— BEGIN TASK INPUTS —
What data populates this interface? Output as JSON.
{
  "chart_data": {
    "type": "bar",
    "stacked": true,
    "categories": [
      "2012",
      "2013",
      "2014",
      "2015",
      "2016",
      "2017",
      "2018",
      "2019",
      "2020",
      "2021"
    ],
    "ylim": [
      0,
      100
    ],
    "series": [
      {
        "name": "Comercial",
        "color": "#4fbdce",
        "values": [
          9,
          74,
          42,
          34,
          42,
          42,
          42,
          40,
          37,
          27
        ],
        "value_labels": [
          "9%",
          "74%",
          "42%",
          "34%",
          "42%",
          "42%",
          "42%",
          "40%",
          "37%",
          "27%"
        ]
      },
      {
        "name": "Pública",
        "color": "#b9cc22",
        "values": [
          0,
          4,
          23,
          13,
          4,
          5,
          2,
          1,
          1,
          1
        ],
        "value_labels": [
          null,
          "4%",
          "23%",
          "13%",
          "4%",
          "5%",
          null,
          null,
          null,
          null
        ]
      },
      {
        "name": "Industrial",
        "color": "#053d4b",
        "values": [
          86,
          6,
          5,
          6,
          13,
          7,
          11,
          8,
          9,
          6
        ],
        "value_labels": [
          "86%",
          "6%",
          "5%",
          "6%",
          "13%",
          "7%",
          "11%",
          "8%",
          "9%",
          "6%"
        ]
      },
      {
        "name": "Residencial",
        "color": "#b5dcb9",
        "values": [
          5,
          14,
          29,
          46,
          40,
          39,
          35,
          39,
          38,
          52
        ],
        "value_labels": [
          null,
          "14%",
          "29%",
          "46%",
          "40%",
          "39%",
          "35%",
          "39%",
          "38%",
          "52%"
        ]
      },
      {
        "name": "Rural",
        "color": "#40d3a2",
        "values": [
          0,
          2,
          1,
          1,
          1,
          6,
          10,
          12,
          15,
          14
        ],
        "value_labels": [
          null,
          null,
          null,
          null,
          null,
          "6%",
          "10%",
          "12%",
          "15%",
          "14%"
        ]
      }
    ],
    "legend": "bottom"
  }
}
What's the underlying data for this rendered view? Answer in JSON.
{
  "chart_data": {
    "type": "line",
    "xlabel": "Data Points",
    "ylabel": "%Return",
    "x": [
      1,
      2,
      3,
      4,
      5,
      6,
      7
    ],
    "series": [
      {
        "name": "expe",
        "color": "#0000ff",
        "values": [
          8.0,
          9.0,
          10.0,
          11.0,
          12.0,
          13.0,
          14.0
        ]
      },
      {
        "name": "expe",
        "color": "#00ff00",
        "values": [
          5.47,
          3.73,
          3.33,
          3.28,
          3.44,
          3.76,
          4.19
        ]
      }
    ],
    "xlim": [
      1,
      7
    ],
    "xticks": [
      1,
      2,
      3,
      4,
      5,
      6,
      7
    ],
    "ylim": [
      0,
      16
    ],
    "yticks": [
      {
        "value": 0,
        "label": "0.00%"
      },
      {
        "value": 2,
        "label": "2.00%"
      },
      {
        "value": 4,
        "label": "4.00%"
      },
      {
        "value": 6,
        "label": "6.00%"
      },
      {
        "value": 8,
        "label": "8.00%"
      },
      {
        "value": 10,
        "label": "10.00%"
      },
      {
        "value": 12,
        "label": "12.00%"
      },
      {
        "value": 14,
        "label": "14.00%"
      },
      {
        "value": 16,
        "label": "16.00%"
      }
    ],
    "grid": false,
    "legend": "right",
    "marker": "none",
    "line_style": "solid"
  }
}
— END TASK INPUTS —
Write every line of the material above again, exactly.

- **RESULT FOR THIS EXERCISE**
What data populates this interface? Output as JSON.
{
  "chart_data": {
    "type": "bar",
    "stacked": true,
    "categories": [
      "2012",
      "2013",
      "2014",
      "2015",
      "2016",
      "2017",
      "2018",
      "2019",
      "2020",
      "2021"
    ],
    "ylim": [
      0,
      100
    ],
    "series": [
      {
        "name": "Comercial",
        "color": "#4fbdce",
        "values": [
          9,
          74,
          42,
          34,
          42,
          42,
          42,
          40,
          37,
          27
        ],
        "value_labels": [
          "9%",
          "74%",
          "42%",
          "34%",
          "42%",
          "42%",
          "42%",
          "40%",
          "37%",
          "27%"
        ]
      },
      {
        "name": "Pública",
        "color": "#b9cc22",
        "values": [
          0,
          4,
          23,
          13,
          4,
          5,
          2,
          1,
          1,
          1
        ],
        "value_labels": [
          null,
          "4%",
          "23%",
          "13%",
          "4%",
          "5%",
          null,
          null,
          null,
          null
        ]
      },
      {
        "name": "Industrial",
        "color": "#053d4b",
        "values": [
          86,
          6,
          5,
          6,
          13,
          7,
          11,
          8,
          9,
          6
        ],
        "value_labels": [
          "86%",
          "6%",
          "5%",
          "6%",
          "13%",
          "7%",
          "11%",
          "8%",
          "9%",
          "6%"
        ]
      },
      {
        "name": "Residencial",
        "color": "#b5dcb9",
        "values": [
          5,
          14,
          29,
          46,
          40,
          39,
          35,
          39,
          38,
          52
        ],
        "value_labels": [
          null,
          "14%",
          "29%",
          "46%",
          "40%",
          "39%",
          "35%",
          "39%",
          "38%",
          "52%"
        ]
      },
      {
        "name": "Rural",
        "color": "#40d3a2",
        "values": [
          0,
          2,
          1,
          1,
          1,
          6,
          10,
          12,
          15,
          14
        ],
        "value_labels": [
          null,
          null,
          null,
          null,
          null,
          "6%",
          "10%",
          "12%",
          "15%",
          "14%"
        ]
      }
    ],
    "legend": "bottom"
  }
}
What's the underlying data for this rendered view? Answer in JSON.
{
  "chart_data": {
    "type": "line",
    "xlabel": "Data Points",
    "ylabel": "%Return",
    "x": [
      1,
      2,
      3,
      4,
      5,
      6,
      7
    ],
    "series": [
      {
        "name": "expe",
        "color": "#0000ff",
        "values": [
          8.0,
          9.0,
          10.0,
          11.0,
          12.0,
          13.0,
          14.0
        ]
      },
      {
        "name": "expe",
        "color": "#00ff00",
        "values": [
          5.47,
          3.73,
          3.33,
          3.28,
          3.44,
          3.76,
          4.19
        ]
      }
    ],
    "xlim": [
      1,
      7
    ],
    "xticks": [
      1,
      2,
      3,
      4,
      5,
      6,
      7
    ],
    "ylim": [
      0,
      16
    ],
    "yticks": [
      {
        "value": 0,
        "label": "0.00%"
      },
      {
        "value": 2,
        "label": "2.00%"
      },
      {
        "value": 4,
        "label": "4.00%"
      },
      {
        "value": 6,
        "label": "6.00%"
      },
      {
        "value": 8,
        "label": "8.00%"
      },
      {
        "value": 10,
        "label": "10.00%"
      },
      {
        "value": 12,
        "label": "12.00%"
      },
      {
        "value": 14,
        "label": "14.00%"
      },
      {
        "value": 16,
        "label": "16.00%"
      }
    ],
    "grid": false,
    "legend": "right",
    "marker": "none",
    "line_style": "solid"
  }
}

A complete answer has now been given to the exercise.